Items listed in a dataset
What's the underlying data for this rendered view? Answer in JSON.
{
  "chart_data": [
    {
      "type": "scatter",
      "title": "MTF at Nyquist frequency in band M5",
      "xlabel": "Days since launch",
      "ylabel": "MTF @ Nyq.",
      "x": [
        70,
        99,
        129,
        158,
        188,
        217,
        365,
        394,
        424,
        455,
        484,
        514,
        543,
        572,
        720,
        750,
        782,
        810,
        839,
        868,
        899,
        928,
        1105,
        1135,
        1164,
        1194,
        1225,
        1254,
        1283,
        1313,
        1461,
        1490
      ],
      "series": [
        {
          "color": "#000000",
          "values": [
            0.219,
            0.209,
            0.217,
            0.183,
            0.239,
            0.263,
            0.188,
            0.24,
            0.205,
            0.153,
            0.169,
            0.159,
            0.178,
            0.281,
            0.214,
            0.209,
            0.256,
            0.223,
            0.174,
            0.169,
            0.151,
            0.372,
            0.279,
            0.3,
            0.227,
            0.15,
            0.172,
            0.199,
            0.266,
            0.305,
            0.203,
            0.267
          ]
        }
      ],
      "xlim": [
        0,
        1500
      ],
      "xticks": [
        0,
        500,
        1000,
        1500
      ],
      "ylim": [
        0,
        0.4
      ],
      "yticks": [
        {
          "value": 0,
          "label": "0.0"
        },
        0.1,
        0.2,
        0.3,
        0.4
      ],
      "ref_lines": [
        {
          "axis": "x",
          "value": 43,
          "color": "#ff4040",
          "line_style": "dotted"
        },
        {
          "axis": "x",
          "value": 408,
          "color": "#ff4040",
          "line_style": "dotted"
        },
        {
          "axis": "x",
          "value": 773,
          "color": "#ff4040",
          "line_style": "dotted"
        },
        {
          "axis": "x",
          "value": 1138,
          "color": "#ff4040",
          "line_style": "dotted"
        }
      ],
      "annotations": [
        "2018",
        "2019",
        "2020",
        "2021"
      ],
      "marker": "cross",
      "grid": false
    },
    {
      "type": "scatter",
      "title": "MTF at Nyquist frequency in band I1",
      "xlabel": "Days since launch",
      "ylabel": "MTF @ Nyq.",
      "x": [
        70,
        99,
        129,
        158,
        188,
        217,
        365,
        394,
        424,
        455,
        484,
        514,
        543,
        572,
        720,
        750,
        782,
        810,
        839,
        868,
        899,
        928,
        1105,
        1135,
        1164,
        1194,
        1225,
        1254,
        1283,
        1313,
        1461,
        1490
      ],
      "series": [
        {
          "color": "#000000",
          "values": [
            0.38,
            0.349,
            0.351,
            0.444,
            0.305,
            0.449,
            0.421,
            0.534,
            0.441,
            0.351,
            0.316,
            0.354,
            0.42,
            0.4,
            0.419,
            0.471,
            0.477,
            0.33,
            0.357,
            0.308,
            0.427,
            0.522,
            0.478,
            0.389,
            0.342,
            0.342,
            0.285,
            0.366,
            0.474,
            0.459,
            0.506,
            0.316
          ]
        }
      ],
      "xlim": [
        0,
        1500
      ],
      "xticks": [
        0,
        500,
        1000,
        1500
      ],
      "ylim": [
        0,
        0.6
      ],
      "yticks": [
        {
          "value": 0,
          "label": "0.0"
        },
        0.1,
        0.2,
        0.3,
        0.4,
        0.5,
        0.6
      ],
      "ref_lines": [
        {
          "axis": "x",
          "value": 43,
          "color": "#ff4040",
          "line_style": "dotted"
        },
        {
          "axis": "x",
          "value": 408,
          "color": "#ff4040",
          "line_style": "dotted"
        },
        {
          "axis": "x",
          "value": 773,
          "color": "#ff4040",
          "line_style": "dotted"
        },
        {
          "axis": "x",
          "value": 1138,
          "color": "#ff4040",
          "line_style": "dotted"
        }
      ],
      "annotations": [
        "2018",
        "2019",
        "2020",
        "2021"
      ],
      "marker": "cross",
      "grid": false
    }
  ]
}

--

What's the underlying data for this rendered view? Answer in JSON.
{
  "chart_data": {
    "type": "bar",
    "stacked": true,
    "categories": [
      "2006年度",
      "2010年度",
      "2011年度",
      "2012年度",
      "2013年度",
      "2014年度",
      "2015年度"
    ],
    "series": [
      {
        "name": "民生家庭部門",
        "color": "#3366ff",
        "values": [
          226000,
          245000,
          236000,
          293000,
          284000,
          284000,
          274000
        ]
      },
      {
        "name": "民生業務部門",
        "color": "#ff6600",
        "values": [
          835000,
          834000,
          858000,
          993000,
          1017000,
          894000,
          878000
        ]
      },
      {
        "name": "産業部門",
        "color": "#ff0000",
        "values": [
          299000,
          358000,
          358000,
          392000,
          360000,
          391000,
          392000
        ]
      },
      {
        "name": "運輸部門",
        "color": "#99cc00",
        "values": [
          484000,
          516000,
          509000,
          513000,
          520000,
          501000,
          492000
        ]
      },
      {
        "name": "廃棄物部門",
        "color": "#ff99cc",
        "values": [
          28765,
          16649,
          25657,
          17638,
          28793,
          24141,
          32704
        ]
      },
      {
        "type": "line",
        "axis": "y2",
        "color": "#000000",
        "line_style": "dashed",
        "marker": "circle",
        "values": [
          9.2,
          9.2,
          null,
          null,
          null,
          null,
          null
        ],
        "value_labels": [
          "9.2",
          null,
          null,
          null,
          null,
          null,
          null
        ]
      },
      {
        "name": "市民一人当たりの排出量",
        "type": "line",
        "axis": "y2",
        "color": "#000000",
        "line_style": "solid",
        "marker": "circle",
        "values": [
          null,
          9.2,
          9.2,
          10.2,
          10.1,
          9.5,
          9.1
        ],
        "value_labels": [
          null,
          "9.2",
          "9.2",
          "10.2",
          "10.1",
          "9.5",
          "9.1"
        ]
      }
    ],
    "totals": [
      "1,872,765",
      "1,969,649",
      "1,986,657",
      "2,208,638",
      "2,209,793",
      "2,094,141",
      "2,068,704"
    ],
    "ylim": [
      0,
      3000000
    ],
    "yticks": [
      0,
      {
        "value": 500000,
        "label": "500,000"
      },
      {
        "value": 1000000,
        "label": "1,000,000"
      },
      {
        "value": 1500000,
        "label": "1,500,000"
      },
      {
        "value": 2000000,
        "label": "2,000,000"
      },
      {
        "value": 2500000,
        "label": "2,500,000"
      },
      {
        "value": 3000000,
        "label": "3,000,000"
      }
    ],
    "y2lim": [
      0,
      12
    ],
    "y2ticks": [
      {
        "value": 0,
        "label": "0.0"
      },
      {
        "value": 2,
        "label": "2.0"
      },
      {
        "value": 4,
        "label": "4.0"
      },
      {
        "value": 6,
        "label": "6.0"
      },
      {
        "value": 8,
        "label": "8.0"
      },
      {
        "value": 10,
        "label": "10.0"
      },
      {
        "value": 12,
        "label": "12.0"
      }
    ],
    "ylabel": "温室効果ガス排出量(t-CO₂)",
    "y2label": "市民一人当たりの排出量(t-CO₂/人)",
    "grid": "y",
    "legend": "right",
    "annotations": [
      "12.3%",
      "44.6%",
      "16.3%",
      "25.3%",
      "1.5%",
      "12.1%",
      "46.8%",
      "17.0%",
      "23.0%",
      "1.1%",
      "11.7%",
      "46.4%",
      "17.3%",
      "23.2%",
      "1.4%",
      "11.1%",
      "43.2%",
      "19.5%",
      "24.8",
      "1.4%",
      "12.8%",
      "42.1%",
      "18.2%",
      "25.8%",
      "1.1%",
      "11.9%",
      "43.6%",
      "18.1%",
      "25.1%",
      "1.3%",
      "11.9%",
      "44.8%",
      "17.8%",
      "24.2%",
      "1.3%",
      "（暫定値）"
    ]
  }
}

◆ **Prompt**
Gather each line of the listing containing the word "name" and show it.

◆ **Correct answer**
        "name": "民生家庭部門",
        "name": "民生業務部門",
        "name": "産業部門",
        "name": "運輸部門",
        "name": "廃棄物部門",
        "name": "市民一人当たりの排出量",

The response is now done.